## Directive
Check each line below for the word "object", and copy those that have it.
———
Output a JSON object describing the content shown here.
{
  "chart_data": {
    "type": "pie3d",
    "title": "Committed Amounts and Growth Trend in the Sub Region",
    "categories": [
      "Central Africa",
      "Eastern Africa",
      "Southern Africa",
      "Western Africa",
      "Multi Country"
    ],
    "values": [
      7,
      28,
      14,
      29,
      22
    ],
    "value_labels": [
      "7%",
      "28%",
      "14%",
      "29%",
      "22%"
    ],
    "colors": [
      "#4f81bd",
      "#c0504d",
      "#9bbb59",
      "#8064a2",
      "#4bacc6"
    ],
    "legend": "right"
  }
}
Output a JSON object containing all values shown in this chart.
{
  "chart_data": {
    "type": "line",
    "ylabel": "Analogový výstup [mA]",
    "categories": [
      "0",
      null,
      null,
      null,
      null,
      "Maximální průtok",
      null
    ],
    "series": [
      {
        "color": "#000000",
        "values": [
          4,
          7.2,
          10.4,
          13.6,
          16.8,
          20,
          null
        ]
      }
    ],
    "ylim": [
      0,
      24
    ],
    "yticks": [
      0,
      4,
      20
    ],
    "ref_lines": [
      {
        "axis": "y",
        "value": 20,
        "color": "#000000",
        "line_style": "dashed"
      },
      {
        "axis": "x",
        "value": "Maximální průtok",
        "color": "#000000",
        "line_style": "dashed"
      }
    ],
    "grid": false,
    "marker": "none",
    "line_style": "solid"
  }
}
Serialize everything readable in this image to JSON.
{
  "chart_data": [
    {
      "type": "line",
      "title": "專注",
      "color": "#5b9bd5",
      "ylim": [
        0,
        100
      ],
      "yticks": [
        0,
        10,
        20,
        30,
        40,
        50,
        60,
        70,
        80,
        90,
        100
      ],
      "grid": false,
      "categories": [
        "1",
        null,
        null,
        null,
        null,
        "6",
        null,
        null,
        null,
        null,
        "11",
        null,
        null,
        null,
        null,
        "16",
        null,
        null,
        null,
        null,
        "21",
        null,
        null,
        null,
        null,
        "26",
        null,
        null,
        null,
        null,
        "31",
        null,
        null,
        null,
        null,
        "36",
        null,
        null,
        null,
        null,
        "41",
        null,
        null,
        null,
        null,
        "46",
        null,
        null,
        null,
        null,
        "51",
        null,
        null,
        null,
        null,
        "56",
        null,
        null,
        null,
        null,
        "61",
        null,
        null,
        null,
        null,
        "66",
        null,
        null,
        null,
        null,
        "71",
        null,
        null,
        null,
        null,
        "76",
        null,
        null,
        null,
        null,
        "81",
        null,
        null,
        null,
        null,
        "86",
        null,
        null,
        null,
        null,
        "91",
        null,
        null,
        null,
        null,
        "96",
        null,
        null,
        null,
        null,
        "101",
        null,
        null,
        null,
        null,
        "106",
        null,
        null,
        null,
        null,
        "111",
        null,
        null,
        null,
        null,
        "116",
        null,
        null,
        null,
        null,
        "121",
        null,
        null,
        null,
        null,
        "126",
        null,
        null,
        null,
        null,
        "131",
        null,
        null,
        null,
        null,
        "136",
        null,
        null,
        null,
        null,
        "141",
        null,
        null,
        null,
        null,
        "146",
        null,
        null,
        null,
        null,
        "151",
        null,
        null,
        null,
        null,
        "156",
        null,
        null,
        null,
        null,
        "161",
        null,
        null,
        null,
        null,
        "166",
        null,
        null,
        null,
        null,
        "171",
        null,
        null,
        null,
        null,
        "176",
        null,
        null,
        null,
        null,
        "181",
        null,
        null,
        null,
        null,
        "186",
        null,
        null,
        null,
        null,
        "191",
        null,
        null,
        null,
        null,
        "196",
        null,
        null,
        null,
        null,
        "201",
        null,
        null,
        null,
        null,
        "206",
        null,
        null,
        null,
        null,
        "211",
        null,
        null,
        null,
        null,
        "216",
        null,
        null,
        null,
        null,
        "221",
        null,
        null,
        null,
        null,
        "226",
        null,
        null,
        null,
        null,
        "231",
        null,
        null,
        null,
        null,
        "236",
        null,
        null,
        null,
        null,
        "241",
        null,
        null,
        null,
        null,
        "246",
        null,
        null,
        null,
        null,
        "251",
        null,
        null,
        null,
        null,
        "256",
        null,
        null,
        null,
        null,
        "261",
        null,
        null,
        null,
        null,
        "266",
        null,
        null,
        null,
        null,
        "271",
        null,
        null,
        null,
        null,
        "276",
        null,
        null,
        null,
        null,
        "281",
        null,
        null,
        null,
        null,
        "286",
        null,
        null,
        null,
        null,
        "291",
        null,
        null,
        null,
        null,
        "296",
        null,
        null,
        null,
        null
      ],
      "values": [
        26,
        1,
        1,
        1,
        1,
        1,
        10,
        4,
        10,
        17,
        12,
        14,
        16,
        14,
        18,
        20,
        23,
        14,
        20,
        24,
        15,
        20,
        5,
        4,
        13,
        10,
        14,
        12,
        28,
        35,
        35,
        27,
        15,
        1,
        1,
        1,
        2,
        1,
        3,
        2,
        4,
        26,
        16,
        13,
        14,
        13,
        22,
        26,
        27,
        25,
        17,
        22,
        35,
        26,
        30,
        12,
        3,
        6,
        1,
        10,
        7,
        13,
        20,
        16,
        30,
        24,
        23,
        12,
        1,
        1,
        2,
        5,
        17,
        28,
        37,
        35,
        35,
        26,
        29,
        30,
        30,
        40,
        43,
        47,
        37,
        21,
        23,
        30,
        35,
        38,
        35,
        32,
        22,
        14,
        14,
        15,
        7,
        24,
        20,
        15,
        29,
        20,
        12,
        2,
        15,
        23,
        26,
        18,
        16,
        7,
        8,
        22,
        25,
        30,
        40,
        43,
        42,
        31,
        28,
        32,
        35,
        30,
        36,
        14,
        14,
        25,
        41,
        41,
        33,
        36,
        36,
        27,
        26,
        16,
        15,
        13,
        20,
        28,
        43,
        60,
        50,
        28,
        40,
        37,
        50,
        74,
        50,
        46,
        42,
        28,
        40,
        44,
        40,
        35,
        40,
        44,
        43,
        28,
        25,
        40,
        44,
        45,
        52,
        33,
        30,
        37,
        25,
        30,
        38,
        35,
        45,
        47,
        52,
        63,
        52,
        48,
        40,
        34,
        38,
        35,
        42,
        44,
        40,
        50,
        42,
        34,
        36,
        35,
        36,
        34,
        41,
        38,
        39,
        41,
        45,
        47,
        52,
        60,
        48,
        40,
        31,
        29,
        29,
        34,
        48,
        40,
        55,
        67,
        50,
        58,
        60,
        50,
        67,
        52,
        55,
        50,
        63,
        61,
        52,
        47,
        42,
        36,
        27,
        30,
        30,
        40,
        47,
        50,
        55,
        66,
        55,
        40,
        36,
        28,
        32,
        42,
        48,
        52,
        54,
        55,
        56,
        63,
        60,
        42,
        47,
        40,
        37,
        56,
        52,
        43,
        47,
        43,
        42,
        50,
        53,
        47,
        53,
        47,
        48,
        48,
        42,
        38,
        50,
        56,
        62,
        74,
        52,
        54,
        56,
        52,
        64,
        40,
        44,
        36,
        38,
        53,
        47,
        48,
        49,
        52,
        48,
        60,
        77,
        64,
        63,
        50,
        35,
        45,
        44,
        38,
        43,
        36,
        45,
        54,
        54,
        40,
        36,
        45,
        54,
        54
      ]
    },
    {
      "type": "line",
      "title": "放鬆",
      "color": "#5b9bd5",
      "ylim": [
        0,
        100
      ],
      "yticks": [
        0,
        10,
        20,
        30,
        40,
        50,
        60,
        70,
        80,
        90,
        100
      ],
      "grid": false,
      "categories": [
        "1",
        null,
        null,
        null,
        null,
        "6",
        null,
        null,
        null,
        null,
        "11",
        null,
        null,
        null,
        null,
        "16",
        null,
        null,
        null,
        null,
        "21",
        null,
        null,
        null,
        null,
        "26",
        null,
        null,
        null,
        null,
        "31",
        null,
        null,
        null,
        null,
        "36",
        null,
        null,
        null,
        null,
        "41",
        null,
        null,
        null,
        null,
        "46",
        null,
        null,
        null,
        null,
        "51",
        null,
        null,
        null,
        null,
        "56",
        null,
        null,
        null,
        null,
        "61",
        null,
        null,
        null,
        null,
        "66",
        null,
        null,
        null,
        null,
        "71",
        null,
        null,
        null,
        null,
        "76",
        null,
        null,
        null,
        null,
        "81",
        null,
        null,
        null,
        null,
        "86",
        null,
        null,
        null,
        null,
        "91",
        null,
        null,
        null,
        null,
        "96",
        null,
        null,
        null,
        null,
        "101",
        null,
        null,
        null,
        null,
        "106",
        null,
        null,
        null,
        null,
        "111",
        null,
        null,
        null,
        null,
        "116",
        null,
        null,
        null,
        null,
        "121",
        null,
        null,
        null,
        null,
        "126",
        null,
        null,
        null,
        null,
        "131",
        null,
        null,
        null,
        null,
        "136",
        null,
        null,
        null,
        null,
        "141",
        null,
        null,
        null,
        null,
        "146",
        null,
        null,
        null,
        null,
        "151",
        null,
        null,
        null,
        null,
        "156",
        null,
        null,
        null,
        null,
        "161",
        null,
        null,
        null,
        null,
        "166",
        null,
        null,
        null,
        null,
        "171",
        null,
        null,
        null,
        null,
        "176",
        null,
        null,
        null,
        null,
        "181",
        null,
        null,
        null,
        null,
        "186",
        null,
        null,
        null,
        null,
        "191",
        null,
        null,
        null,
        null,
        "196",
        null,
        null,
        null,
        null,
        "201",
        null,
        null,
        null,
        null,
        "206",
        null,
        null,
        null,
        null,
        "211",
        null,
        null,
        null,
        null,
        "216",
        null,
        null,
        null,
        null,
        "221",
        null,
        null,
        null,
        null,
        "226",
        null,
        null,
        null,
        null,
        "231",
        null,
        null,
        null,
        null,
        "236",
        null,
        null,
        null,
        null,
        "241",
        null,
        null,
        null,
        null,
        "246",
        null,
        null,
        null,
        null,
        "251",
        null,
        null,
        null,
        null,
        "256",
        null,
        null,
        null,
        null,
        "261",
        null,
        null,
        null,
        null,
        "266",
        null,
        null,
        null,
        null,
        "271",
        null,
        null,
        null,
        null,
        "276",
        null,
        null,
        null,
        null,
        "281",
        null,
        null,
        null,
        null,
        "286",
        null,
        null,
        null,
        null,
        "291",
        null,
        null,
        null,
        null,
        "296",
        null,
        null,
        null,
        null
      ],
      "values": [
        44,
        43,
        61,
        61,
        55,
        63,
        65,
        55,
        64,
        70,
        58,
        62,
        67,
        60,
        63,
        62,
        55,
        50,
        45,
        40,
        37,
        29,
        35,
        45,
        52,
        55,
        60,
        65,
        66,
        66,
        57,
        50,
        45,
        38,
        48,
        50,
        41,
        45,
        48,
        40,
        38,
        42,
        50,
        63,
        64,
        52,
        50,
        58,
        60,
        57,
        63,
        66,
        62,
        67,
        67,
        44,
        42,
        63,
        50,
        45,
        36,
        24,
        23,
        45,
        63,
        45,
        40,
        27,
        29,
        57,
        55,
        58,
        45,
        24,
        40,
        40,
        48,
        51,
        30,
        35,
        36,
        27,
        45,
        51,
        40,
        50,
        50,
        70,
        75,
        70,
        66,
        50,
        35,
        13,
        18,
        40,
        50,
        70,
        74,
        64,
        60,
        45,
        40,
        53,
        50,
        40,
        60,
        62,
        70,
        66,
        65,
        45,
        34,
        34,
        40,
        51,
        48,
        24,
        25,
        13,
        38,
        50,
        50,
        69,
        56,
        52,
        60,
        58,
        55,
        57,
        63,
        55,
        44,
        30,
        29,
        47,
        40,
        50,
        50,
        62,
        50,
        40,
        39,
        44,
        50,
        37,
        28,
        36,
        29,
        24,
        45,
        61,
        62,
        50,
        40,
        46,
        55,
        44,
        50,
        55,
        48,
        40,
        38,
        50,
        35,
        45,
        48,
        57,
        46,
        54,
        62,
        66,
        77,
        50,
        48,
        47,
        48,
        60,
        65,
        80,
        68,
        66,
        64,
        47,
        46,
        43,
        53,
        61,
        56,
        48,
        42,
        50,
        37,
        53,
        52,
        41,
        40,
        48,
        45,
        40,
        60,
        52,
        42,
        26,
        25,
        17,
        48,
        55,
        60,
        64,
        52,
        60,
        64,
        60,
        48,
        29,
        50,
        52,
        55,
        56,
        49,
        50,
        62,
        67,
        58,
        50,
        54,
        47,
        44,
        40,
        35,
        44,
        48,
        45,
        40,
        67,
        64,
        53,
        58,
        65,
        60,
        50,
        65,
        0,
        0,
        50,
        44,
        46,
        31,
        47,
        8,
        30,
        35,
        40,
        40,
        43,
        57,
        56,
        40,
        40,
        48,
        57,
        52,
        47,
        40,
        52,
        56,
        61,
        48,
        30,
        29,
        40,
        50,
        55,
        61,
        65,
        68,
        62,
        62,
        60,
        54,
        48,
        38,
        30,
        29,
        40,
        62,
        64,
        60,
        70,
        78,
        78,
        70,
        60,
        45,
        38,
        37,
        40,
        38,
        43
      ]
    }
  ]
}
———
## Expected answer
Output a JSON object describing the content shown here.
Output a JSON object containing all values shown in this chart.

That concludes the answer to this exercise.